- _Required work_
Transcribe the entries exactly; images are not part of the copy.

Data entries:
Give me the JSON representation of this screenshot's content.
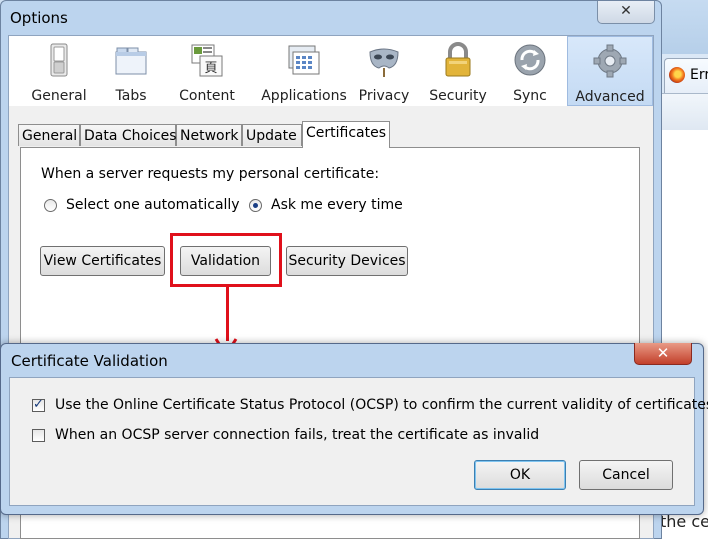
{
  "background_window": {
    "tab_title": "Err",
    "content_text": "the ce"
  },
  "options": {
    "title": "Options",
    "close_glyph": "✕",
    "toolbar": [
      {
        "label": "General",
        "icon": "switch-icon"
      },
      {
        "label": "Tabs",
        "icon": "tabs-icon"
      },
      {
        "label": "Content",
        "icon": "content-icon"
      },
      {
        "label": "Applications",
        "icon": "applications-icon"
      },
      {
        "label": "Privacy",
        "icon": "mask-icon"
      },
      {
        "label": "Security",
        "icon": "padlock-icon"
      },
      {
        "label": "Sync",
        "icon": "sync-icon"
      },
      {
        "label": "Advanced",
        "icon": "gear-icon",
        "selected": true
      }
    ],
    "subtabs": [
      {
        "label": "General"
      },
      {
        "label": "Data Choices"
      },
      {
        "label": "Network"
      },
      {
        "label": "Update"
      },
      {
        "label": "Certificates",
        "active": true
      }
    ],
    "cert_prompt": "When a server requests my personal certificate:",
    "radio_auto": "Select one automatically",
    "radio_ask": "Ask me every time",
    "selected_radio": "ask",
    "btn_view": "View Certificates",
    "btn_validation": "Validation",
    "btn_devices": "Security Devices"
  },
  "dialog": {
    "title": "Certificate Validation",
    "close_glyph": "✕",
    "ocsp_label": "Use the Online Certificate Status Protocol (OCSP) to confirm the current validity of certificates",
    "ocsp_checked": true,
    "fail_label": "When an OCSP server connection fails, treat the certificate as invalid",
    "fail_checked": false,
    "ok_label": "OK",
    "cancel_label": "Cancel"
  },
  "colors": {
    "highlight": "#e0101b",
    "window_frame": "#bcd4ee",
    "selected_tool": "#c4daf3"
  }
}
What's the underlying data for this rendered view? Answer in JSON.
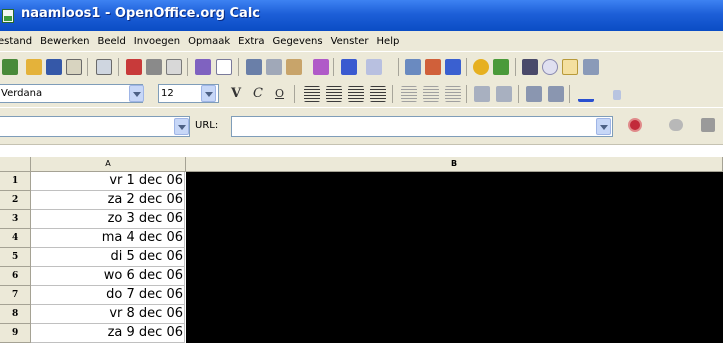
{
  "window": {
    "title": "naamloos1 - OpenOffice.org Calc"
  },
  "menu": [
    "estand",
    "Bewerken",
    "Beeld",
    "Invoegen",
    "Opmaak",
    "Extra",
    "Gegevens",
    "Venster",
    "Help"
  ],
  "toolbar": {
    "icons": [
      "new-icon",
      "open-icon",
      "save-icon",
      "email-icon",
      "edit-file-icon",
      "export-pdf-icon",
      "print-icon",
      "page-preview-icon",
      "spellcheck-icon",
      "autospellcheck-icon",
      "cut-icon",
      "copy-icon",
      "paste-icon",
      "format-paintbrush-icon",
      "undo-icon",
      "redo-icon",
      "hyperlink-icon",
      "sort-ascending-icon",
      "sort-descending-icon",
      "chart-icon",
      "draw-functions-icon",
      "find-replace-icon",
      "navigator-icon",
      "gallery-icon",
      "datasources-icon"
    ]
  },
  "format": {
    "font": "Verdana",
    "size": "12",
    "bold_glyph": "V",
    "italic_glyph": "C",
    "underline_glyph": "O"
  },
  "urlbar": {
    "label": "URL:"
  },
  "grid": {
    "columns": [
      "A",
      "B"
    ],
    "rows": [
      {
        "num": "1",
        "a": "vr 1 dec 06"
      },
      {
        "num": "2",
        "a": "za 2 dec 06"
      },
      {
        "num": "3",
        "a": "zo 3 dec 06"
      },
      {
        "num": "4",
        "a": "ma 4 dec 06"
      },
      {
        "num": "5",
        "a": "di 5 dec 06"
      },
      {
        "num": "6",
        "a": "wo 6 dec 06"
      },
      {
        "num": "7",
        "a": "do 7 dec 06"
      },
      {
        "num": "8",
        "a": "vr 8 dec 06"
      },
      {
        "num": "9",
        "a": "za 9 dec 06"
      }
    ]
  },
  "colors": {
    "titlebar": "#1d5fd8",
    "chrome": "#ece9d8",
    "selection": "#000000"
  }
}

- _Result of the exercise_
Give me the JSON representation of this screenshot's content.
{
  "background_window": {
    "tab_title": "Err",
    "content_text": "the ce"
  },
  "options": {
    "title": "Options",
    "close_glyph": "✕",
    "toolbar": [
      {
        "label": "General",
        "icon": "switch-icon"
      },
      {
        "label": "Tabs",
        "icon": "tabs-icon"
      },
      {
        "label": "Content",
        "icon": "content-icon"
      },
      {
        "label": "Applications",
        "icon": "applications-icon"
      },
      {
        "label": "Privacy",
        "icon": "mask-icon"
      },
      {
        "label": "Security",
        "icon": "padlock-icon"
      },
      {
        "label": "Sync",
        "icon": "sync-icon"
      },
      {
        "label": "Advanced",
        "icon": "gear-icon",
        "selected": true
      }
    ],
    "subtabs": [
      {
        "label": "General"
      },
      {
        "label": "Data Choices"
      },
      {
        "label": "Network"
      },
      {
        "label": "Update"
      },
      {
        "label": "Certificates",
        "active": true
      }
    ],
    "cert_prompt": "When a server requests my personal certificate:",
    "radio_auto": "Select one automatically",
    "radio_ask": "Ask me every time",
    "selected_radio": "ask",
    "btn_view": "View Certificates",
    "btn_validation": "Validation",
    "btn_devices": "Security Devices"
  },
  "dialog": {
    "title": "Certificate Validation",
    "close_glyph": "✕",
    "ocsp_label": "Use the Online Certificate Status Protocol (OCSP) to confirm the current validity of certificates",
    "ocsp_checked": true,
    "fail_label": "When an OCSP server connection fails, treat the certificate as invalid",
    "fail_checked": false,
    "ok_label": "OK",
    "cancel_label": "Cancel"
  },
  "colors": {
    "highlight": "#e0101b",
    "window_frame": "#bcd4ee",
    "selected_tool": "#c4daf3"
  }
}
What's the underlying data for this rendered view? Answer in JSON.
{
  "window": {
    "title": "naamloos1 - OpenOffice.org Calc"
  },
  "menu": [
    "estand",
    "Bewerken",
    "Beeld",
    "Invoegen",
    "Opmaak",
    "Extra",
    "Gegevens",
    "Venster",
    "Help"
  ],
  "toolbar": {
    "icons": [
      "new-icon",
      "open-icon",
      "save-icon",
      "email-icon",
      "edit-file-icon",
      "export-pdf-icon",
      "print-icon",
      "page-preview-icon",
      "spellcheck-icon",
      "autospellcheck-icon",
      "cut-icon",
      "copy-icon",
      "paste-icon",
      "format-paintbrush-icon",
      "undo-icon",
      "redo-icon",
      "hyperlink-icon",
      "sort-ascending-icon",
      "sort-descending-icon",
      "chart-icon",
      "draw-functions-icon",
      "find-replace-icon",
      "navigator-icon",
      "gallery-icon",
      "datasources-icon"
    ]
  },
  "format": {
    "font": "Verdana",
    "size": "12",
    "bold_glyph": "V",
    "italic_glyph": "C",
    "underline_glyph": "O"
  },
  "urlbar": {
    "label": "URL:"
  },
  "grid": {
    "columns": [
      "A",
      "B"
    ],
    "rows": [
      {
        "num": "1",
        "a": "vr 1 dec 06"
      },
      {
        "num": "2",
        "a": "za 2 dec 06"
      },
      {
        "num": "3",
        "a": "zo 3 dec 06"
      },
      {
        "num": "4",
        "a": "ma 4 dec 06"
      },
      {
        "num": "5",
        "a": "di 5 dec 06"
      },
      {
        "num": "6",
        "a": "wo 6 dec 06"
      },
      {
        "num": "7",
        "a": "do 7 dec 06"
      },
      {
        "num": "8",
        "a": "vr 8 dec 06"
      },
      {
        "num": "9",
        "a": "za 9 dec 06"
      }
    ]
  },
  "colors": {
    "titlebar": "#1d5fd8",
    "chrome": "#ece9d8",
    "selection": "#000000"
  }
}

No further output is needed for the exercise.